WRITTEN INSTRUCTION » Count how many lines hold the string "Verifique". Answer with that number and nothing more.

Data extracted from a collection:
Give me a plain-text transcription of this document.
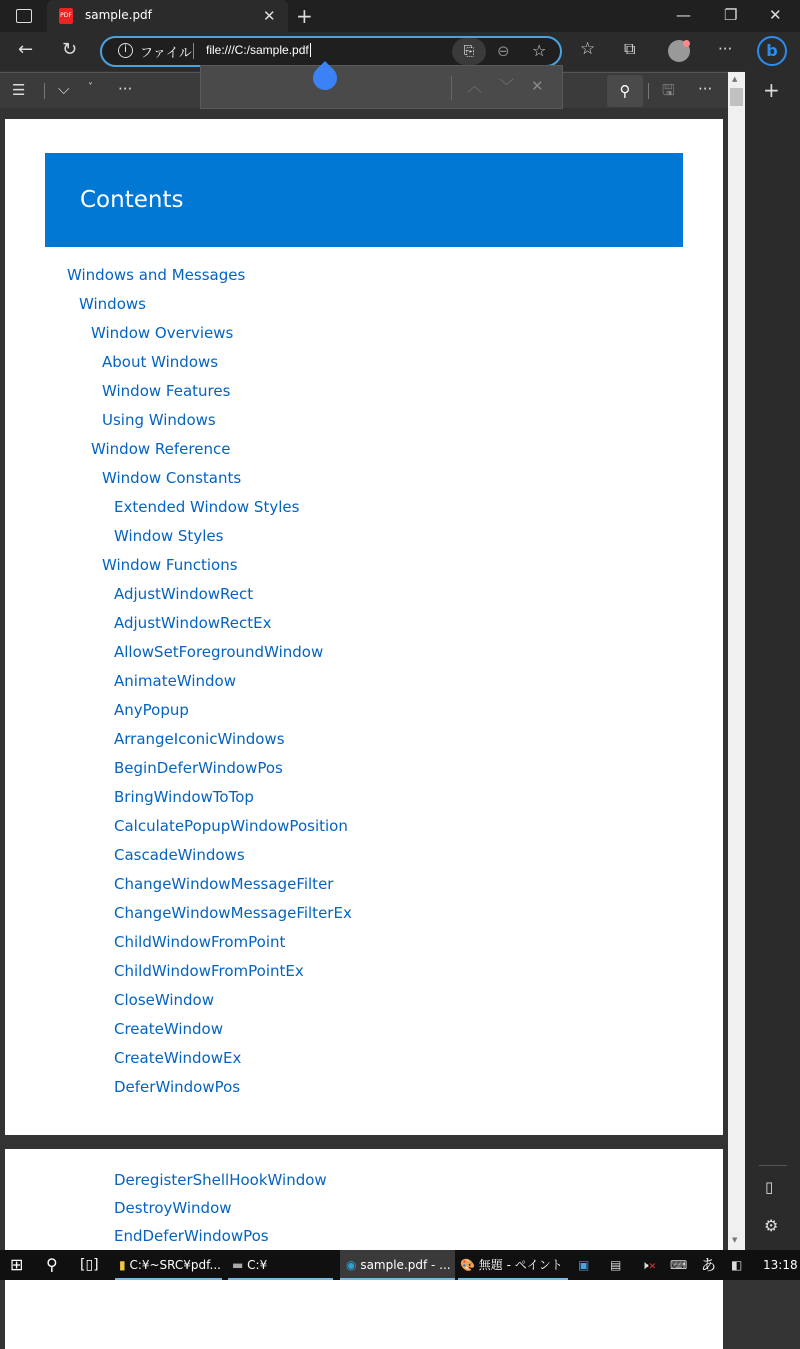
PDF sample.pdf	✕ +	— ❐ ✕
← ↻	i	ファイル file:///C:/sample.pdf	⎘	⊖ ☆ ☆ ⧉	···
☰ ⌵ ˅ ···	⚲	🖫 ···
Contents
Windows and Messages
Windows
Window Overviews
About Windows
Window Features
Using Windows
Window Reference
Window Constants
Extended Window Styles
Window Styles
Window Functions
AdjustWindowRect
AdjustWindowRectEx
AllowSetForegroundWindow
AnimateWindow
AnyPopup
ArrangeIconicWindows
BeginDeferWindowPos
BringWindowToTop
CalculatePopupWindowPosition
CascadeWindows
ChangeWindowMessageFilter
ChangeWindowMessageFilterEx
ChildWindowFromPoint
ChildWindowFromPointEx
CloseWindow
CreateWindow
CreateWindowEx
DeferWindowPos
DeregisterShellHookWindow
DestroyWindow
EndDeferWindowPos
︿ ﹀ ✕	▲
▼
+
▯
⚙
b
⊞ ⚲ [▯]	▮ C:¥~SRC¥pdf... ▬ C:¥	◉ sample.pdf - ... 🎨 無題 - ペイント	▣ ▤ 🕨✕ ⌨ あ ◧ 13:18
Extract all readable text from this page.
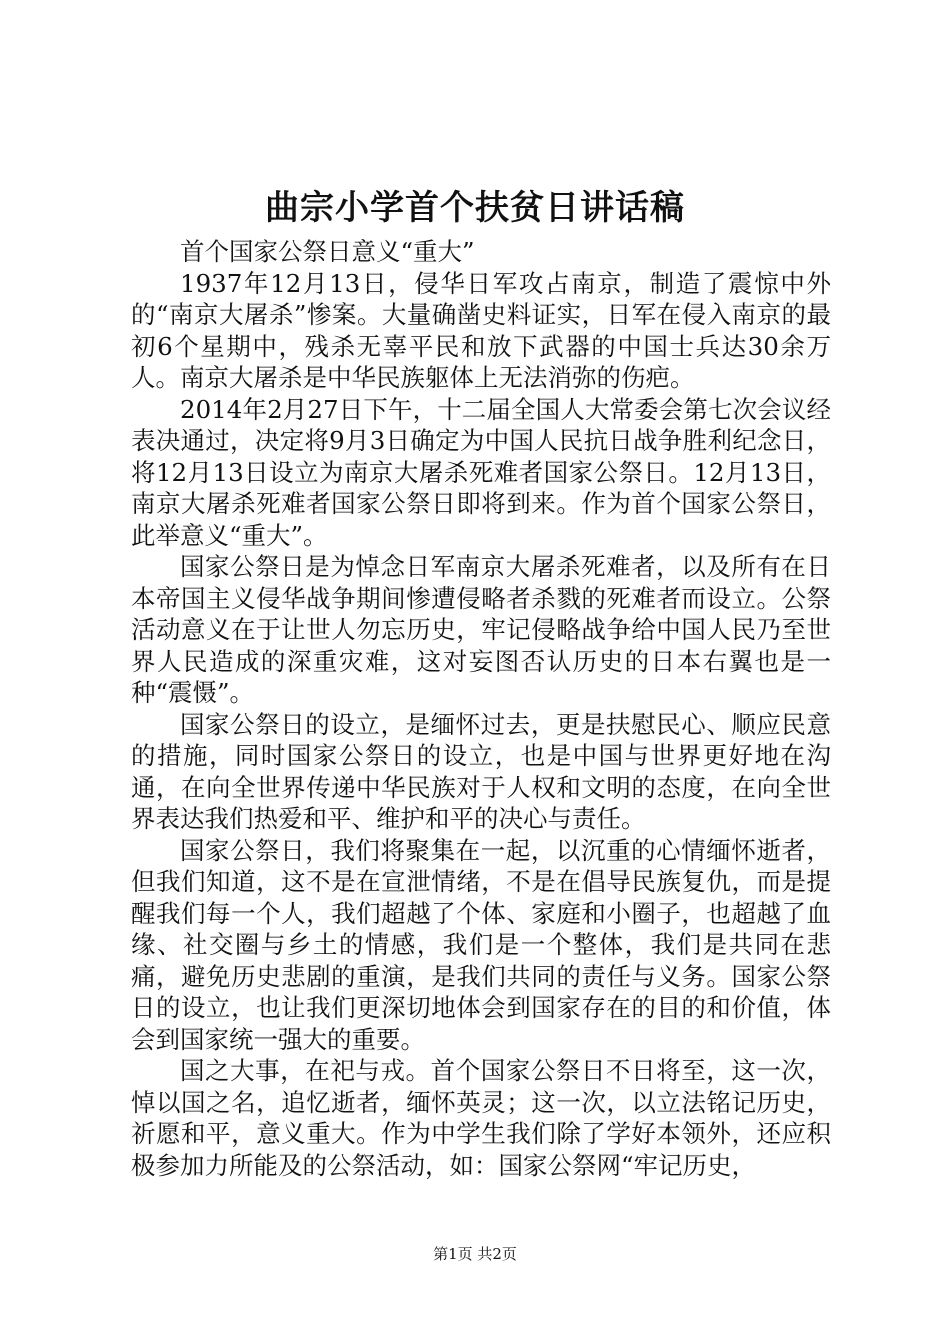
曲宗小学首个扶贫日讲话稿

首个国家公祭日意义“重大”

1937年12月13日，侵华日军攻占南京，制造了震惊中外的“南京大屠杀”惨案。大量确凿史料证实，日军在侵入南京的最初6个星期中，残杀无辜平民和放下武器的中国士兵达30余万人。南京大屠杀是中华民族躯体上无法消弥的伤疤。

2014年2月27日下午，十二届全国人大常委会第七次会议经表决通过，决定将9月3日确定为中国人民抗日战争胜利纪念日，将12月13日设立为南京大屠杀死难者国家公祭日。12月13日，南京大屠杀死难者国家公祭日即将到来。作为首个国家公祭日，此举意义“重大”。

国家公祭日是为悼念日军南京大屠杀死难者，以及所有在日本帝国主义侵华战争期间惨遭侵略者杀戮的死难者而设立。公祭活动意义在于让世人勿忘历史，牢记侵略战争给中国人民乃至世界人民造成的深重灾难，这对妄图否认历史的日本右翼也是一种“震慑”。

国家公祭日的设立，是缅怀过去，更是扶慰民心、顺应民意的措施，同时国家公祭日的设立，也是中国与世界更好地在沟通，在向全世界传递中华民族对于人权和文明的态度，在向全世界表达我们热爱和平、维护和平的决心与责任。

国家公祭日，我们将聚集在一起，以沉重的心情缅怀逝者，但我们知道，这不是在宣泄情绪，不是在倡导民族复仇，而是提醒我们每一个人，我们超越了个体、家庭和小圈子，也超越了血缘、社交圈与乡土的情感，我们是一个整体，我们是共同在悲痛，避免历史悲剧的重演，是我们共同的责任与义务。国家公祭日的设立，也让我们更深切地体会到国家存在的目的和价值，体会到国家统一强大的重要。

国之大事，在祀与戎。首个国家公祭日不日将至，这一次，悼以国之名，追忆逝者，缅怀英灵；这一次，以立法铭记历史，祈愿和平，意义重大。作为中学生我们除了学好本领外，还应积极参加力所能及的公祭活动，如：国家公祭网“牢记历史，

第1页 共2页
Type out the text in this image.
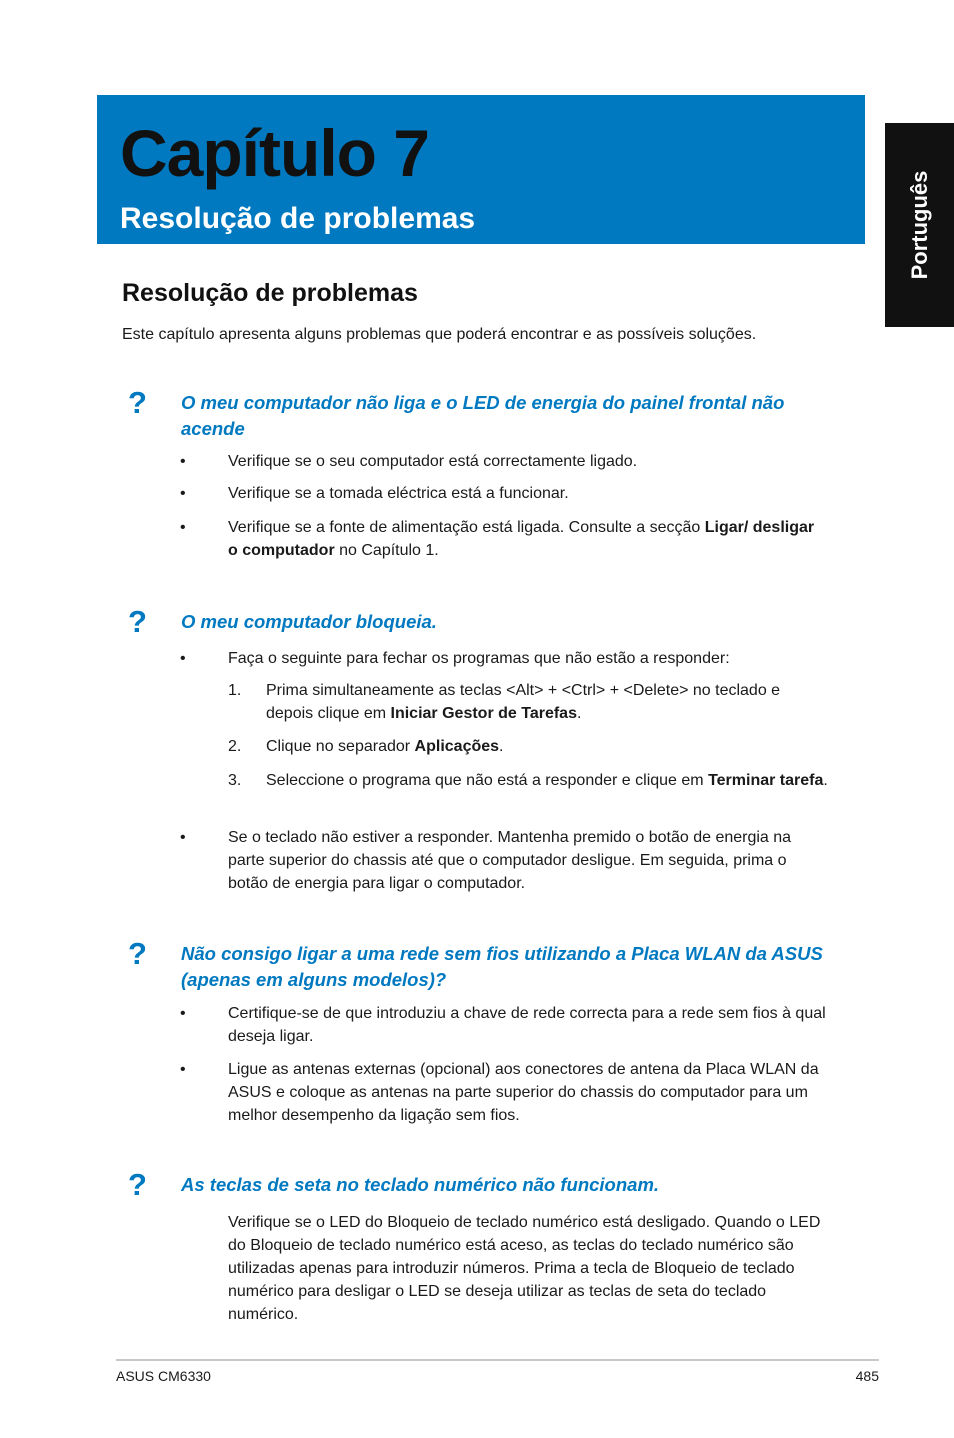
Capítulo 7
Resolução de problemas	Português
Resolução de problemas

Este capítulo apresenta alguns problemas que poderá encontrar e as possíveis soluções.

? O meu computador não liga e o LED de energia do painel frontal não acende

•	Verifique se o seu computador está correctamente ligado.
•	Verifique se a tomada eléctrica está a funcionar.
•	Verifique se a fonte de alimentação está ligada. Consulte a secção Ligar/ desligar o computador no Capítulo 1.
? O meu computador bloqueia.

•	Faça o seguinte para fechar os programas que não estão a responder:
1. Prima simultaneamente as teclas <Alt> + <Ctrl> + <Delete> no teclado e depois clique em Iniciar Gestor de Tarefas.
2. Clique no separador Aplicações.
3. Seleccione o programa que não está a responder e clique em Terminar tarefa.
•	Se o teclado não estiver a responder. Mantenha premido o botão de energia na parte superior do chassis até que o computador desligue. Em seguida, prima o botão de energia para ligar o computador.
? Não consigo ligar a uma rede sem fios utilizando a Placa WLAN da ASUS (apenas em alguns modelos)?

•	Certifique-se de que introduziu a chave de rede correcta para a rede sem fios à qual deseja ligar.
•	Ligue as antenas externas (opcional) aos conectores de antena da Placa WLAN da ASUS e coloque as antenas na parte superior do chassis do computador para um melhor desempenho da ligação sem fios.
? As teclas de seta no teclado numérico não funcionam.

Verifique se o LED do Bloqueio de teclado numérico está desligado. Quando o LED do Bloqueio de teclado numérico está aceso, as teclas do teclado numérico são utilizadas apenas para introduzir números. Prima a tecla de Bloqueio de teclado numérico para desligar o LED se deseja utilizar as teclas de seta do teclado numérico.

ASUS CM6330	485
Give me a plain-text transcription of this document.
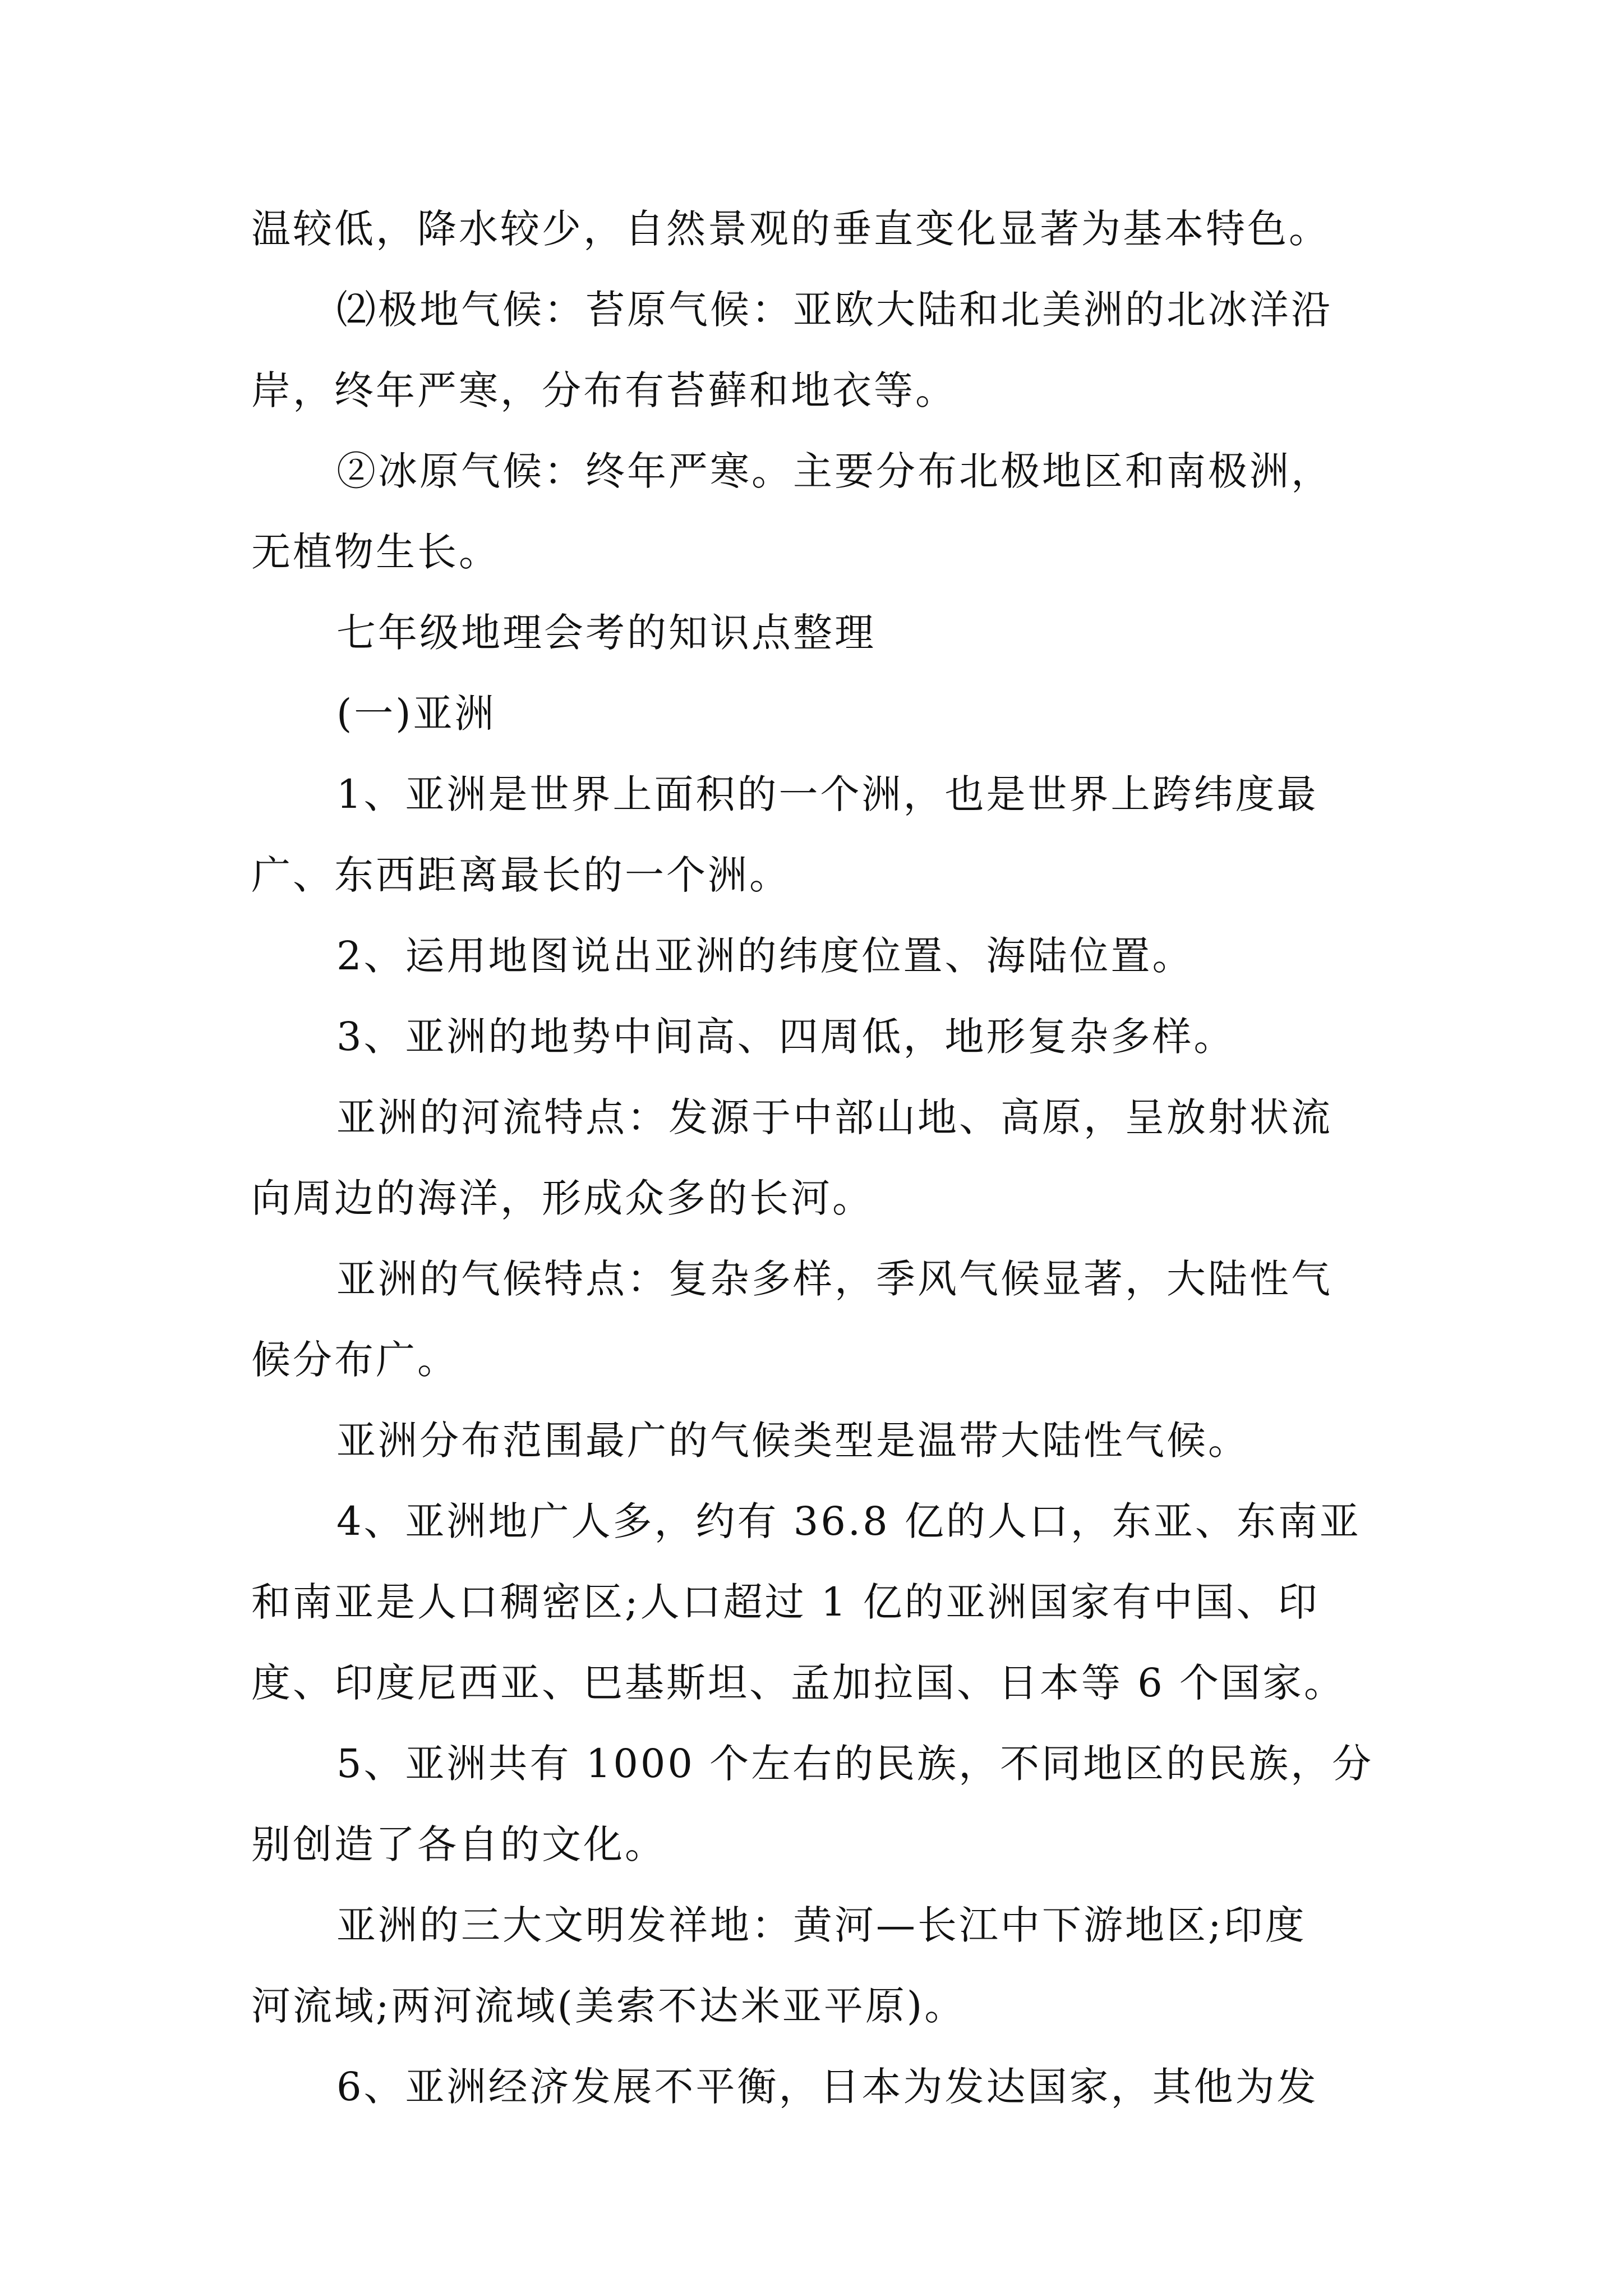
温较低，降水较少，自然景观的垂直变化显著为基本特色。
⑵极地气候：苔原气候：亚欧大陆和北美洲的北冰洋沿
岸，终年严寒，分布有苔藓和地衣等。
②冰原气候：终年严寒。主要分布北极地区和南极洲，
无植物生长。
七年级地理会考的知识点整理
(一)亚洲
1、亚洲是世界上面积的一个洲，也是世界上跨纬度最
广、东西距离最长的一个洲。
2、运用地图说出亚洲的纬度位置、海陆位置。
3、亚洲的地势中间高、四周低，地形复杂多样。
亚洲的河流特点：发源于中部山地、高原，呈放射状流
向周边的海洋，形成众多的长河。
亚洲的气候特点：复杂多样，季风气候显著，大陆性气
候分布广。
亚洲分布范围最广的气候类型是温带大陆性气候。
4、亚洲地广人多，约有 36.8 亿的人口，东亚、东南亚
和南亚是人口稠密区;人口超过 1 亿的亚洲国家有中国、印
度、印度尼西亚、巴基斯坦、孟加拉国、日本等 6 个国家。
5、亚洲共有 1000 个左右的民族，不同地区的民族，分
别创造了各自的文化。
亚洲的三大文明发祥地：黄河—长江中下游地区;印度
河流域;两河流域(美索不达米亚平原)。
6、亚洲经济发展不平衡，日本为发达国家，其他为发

CORRECT ANSWER » 4